* TASK DETAILS: Tell how many lines have the string "Windows" in them, and write nothing besides the number.
BEGIN SUPPLIED RECORDS
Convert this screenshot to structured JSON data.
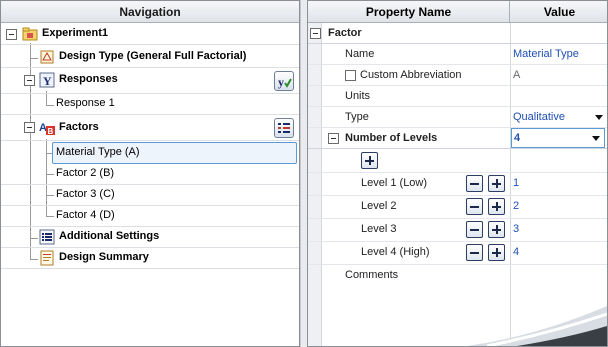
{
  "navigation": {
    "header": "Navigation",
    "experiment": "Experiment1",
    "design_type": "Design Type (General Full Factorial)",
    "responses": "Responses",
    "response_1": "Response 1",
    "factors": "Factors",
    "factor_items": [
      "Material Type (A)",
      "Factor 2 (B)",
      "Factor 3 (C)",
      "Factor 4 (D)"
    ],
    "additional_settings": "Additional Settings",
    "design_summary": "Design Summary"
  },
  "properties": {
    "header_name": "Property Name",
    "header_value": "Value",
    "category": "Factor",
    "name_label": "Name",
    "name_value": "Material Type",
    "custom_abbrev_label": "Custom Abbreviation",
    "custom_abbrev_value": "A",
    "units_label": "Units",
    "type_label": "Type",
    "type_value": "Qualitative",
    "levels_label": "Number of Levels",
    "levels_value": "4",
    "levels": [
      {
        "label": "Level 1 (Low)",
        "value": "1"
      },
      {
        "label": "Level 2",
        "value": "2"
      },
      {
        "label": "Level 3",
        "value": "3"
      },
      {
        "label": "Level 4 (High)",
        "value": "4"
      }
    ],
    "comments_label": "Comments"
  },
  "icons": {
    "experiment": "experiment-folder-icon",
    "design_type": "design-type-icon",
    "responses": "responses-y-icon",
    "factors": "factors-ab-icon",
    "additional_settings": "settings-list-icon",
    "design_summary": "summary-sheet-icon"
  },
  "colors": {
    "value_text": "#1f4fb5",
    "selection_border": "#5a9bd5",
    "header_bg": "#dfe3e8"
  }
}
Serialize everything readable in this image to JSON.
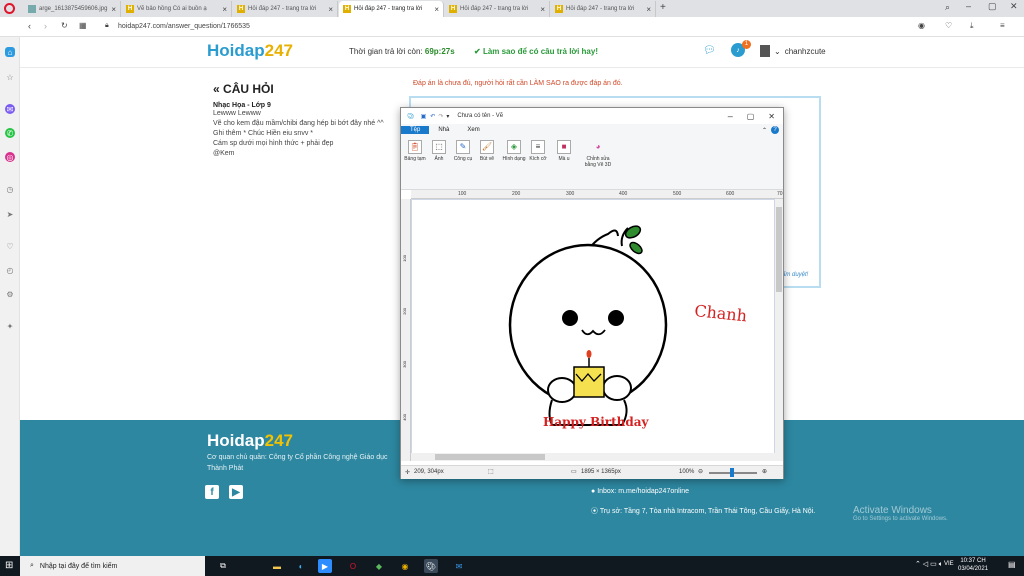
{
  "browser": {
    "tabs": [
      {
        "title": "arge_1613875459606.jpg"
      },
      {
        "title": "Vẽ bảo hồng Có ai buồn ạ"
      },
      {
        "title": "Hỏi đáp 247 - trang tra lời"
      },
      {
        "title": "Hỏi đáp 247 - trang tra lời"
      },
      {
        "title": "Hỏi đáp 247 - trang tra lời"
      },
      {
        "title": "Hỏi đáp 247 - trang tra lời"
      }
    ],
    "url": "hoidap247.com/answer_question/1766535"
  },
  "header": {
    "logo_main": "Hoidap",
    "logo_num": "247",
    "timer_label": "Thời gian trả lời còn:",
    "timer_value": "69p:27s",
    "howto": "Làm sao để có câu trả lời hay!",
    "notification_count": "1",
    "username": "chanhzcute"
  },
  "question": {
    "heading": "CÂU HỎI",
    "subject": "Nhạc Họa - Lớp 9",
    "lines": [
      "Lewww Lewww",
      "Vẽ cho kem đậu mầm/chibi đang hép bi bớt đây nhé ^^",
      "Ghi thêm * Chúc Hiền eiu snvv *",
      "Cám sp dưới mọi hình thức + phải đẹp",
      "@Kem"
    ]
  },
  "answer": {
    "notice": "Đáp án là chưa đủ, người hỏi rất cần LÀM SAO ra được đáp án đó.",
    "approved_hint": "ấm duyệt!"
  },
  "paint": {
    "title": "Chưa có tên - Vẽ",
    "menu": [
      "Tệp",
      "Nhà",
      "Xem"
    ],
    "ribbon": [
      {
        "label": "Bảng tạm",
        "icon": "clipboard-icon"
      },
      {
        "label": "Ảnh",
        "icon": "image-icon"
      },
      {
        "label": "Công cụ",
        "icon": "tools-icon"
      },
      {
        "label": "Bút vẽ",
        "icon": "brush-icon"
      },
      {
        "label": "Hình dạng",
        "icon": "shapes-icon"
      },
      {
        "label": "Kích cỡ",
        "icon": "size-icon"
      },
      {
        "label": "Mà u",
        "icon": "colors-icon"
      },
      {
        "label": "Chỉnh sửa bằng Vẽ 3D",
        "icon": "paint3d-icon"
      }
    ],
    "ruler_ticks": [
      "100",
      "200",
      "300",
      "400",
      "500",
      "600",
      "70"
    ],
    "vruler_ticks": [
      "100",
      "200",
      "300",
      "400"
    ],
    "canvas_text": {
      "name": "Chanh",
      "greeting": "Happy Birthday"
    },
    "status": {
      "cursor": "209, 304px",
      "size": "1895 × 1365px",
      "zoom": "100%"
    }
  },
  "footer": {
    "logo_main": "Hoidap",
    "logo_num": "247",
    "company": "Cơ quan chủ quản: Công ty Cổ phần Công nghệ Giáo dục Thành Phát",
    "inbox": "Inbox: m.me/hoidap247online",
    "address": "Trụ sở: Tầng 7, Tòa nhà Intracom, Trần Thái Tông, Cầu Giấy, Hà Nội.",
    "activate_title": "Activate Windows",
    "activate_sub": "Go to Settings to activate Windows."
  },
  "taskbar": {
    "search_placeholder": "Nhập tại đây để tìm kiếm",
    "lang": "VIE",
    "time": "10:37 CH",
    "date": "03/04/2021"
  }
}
END SUPPLIED RECORDS
* THE REPLY: 2